§ **The exercise**: Your answer should be a single number: the count of lines holding the word "name".
########
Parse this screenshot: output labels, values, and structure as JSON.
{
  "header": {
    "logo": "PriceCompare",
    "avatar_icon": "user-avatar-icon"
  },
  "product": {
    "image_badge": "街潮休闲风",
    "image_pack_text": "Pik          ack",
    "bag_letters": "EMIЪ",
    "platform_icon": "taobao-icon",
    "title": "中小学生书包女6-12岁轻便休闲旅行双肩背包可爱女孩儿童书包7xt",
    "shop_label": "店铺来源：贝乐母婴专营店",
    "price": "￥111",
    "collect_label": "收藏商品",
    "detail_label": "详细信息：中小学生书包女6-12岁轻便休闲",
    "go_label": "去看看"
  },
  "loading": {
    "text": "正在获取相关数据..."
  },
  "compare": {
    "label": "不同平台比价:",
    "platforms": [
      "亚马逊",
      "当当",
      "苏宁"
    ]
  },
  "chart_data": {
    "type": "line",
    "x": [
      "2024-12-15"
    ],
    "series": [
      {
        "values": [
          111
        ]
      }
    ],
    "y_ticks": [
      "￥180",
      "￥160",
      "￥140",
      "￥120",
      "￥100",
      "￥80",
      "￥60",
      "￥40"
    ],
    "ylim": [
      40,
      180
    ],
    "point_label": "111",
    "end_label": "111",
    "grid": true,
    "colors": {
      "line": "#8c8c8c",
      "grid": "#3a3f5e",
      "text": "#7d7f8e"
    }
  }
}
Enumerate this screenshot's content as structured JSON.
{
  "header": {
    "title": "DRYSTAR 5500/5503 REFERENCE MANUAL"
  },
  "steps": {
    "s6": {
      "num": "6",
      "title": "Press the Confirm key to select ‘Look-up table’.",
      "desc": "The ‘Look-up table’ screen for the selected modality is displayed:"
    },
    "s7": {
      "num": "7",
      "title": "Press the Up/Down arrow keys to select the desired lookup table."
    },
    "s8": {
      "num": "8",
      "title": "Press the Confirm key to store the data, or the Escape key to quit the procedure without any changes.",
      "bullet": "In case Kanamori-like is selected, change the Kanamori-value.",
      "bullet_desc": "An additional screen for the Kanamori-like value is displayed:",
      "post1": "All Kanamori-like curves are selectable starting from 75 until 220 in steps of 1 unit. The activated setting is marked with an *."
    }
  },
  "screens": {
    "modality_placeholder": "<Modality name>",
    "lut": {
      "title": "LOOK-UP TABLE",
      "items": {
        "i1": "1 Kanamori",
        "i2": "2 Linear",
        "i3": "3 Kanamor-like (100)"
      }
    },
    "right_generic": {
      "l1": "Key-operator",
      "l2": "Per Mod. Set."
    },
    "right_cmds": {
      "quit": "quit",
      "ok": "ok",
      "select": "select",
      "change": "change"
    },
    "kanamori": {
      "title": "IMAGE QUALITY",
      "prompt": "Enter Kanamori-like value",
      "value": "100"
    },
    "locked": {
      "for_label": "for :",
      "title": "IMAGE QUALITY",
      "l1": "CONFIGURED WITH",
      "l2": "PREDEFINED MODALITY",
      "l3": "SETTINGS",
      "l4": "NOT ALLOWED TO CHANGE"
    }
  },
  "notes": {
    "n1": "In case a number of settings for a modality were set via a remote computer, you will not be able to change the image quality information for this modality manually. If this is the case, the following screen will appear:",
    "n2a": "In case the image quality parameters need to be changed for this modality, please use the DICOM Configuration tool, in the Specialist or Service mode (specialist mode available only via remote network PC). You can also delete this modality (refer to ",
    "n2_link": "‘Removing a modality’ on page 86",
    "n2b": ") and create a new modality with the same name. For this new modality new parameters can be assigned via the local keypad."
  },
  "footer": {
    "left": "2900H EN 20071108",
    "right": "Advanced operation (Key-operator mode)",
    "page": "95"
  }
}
########
§ **Written solution**: 2